»»

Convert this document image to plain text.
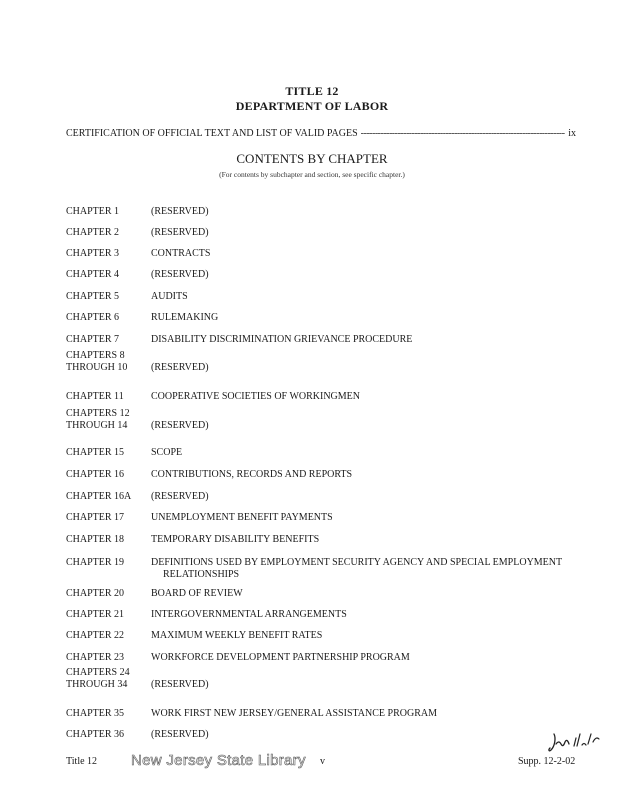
TITLE 12
DEPARTMENT OF LABOR
CERTIFICATION OF OFFICIAL TEXT AND LIST OF VALID PAGES
-----	ix
CONTENTS BY CHAPTER
(For contents by subchapter and section, see specific chapter.)
CHAPTER 1	(RESERVED)
CHAPTER 2	(RESERVED)
CHAPTER 3	CONTRACTS
CHAPTER 4	(RESERVED)
CHAPTER 5	AUDITS
CHAPTER 6	RULEMAKING
CHAPTER 7	DISABILITY DISCRIMINATION GRIEVANCE PROCEDURE
CHAPTERS 8
THROUGH 10	(RESERVED)
CHAPTER 11	COOPERATIVE SOCIETIES OF WORKINGMEN
CHAPTERS 12
THROUGH 14	(RESERVED)
CHAPTER 15	SCOPE
CHAPTER 16	CONTRIBUTIONS, RECORDS AND REPORTS
CHAPTER 16A	(RESERVED)
CHAPTER 17	UNEMPLOYMENT BENEFIT PAYMENTS
CHAPTER 18	TEMPORARY DISABILITY BENEFITS
CHAPTER 19	DEFINITIONS USED BY EMPLOYMENT SECURITY AGENCY AND SPECIAL EMPLOYMENT
RELATIONSHIPS
CHAPTER 20	BOARD OF REVIEW
CHAPTER 21	INTERGOVERNMENTAL ARRANGEMENTS
CHAPTER 22	MAXIMUM WEEKLY BENEFIT RATES
CHAPTER 23	WORKFORCE DEVELOPMENT PARTNERSHIP PROGRAM
CHAPTERS 24
THROUGH 34	(RESERVED)
CHAPTER 35	WORK FIRST NEW JERSEY/GENERAL ASSISTANCE PROGRAM
CHAPTER 36	(RESERVED)
Title 12 New Jersey State Library v	Supp. 12-2-02
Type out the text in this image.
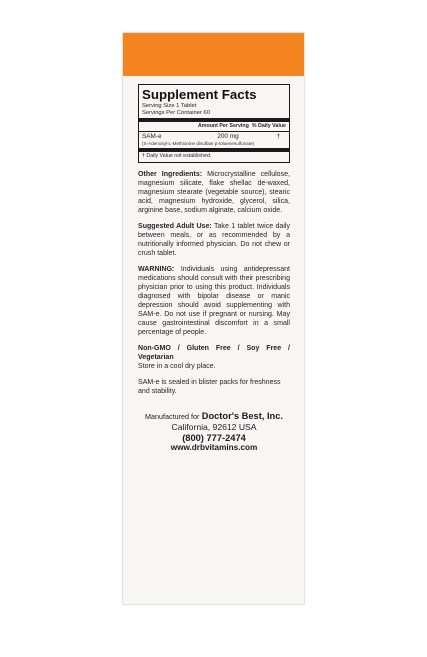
Supplement Facts
Serving Size 1 Tablet
Servings Per Container 60
Amount Per Serving % Daily Value
SAM-e	200 mg	†
(S-Adenosyl-L-Methionine disulfate p-toluenesulfonate)
† Daily Value not established.
Other Ingredients: Microcrystalline cellulose, magnesium silicate, flake shellac de-waxed, magnesium stearate (vegetable source), stearic acid, magnesium hydroxide, glycerol, silica, arginine base, sodium alginate, calcium oxide.
Suggested Adult Use: Take 1 tablet twice daily between meals, or as recommended by a nutritionally informed physician. Do not chew or crush tablet.
WARNING: Individuals using antidepressant medications should consult with their prescribing physician prior to using this product. Individuals diagnosed with bipolar disease or manic depression should avoid supplementing with SAM-e. Do not use if pregnant or nursing. May cause gastrointestinal discomfort in a small percentage of people.
Non-GMO / Gluten Free / Soy Free / Vegetarian
Store in a cool dry place.
SAM-e is sealed in blister packs for freshness and stability.
Manufactured for Doctor's Best, Inc.
California, 92612 USA
(800) 777-2474
www.drbvitamins.com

««

Exercise ▸
Using the listing above, say how many of its lines contain the string "image", giving nothing but the figure.

Complete response ▸
2